◆ **EXERCISE GOAL**: Each line that contains the string "annotations" counts once; report how many such lines appear in the data, as a number only.

Rows from a dataset
──────────────────────────────
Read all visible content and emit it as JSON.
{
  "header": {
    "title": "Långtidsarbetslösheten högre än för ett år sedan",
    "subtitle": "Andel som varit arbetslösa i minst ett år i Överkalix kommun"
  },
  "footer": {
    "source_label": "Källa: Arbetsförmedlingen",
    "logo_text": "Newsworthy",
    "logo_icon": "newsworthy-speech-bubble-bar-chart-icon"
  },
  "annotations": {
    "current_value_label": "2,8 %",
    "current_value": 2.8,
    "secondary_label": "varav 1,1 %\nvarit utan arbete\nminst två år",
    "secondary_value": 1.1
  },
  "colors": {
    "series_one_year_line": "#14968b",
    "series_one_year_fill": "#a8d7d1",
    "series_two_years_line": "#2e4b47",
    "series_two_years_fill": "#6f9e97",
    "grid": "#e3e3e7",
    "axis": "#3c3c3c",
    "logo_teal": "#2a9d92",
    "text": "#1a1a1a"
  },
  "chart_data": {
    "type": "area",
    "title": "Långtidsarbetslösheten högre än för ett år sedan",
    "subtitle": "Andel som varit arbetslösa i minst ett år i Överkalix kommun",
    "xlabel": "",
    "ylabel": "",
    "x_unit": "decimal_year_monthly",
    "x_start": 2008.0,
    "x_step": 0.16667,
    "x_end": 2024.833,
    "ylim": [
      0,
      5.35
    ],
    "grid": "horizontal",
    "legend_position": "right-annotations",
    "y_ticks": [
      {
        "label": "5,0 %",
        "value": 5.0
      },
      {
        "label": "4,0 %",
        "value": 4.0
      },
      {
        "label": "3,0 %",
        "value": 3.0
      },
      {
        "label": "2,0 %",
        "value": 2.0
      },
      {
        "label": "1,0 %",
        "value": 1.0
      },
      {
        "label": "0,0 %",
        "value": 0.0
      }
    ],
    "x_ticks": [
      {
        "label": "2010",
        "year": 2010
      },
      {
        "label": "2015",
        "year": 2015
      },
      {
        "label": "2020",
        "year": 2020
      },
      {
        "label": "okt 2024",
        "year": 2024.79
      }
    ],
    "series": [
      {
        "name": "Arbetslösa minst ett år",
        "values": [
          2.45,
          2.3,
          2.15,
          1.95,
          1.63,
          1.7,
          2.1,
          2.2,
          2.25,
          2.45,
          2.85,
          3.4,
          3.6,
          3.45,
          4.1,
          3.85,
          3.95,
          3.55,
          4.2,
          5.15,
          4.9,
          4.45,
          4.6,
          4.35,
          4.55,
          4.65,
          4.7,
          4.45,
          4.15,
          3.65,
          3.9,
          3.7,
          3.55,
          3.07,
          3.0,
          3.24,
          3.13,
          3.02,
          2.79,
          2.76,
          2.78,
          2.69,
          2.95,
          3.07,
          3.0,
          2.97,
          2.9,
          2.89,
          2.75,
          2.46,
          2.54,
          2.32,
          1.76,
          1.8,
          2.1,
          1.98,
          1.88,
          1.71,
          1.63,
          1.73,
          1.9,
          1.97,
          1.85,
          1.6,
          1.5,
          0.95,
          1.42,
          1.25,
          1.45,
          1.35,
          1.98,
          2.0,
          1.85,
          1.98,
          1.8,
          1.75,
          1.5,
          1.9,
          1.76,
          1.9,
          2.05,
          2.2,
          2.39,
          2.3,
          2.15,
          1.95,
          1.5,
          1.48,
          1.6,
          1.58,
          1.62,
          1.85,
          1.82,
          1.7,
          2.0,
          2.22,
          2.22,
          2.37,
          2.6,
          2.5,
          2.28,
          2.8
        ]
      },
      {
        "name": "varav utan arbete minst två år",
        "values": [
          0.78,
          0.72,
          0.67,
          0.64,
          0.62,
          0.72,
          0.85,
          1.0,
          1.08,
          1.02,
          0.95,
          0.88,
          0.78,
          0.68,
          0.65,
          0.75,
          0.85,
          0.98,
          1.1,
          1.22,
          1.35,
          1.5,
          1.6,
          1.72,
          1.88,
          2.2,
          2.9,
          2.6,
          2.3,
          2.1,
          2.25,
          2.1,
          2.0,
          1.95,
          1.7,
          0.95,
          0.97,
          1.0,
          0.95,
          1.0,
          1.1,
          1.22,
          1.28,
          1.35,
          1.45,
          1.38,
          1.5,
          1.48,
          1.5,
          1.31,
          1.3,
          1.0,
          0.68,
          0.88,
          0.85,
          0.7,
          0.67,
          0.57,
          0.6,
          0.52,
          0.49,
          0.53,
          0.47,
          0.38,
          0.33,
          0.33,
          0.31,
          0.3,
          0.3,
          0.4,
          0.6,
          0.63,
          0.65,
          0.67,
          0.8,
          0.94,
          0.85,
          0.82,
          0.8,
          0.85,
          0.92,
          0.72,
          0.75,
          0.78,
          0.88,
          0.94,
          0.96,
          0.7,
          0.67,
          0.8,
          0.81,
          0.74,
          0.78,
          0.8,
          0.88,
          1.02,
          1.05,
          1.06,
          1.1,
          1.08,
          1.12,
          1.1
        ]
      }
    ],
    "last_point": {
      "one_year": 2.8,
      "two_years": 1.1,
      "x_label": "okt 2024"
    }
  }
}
──────────────────────────────
◆ **THE RESULT**: 2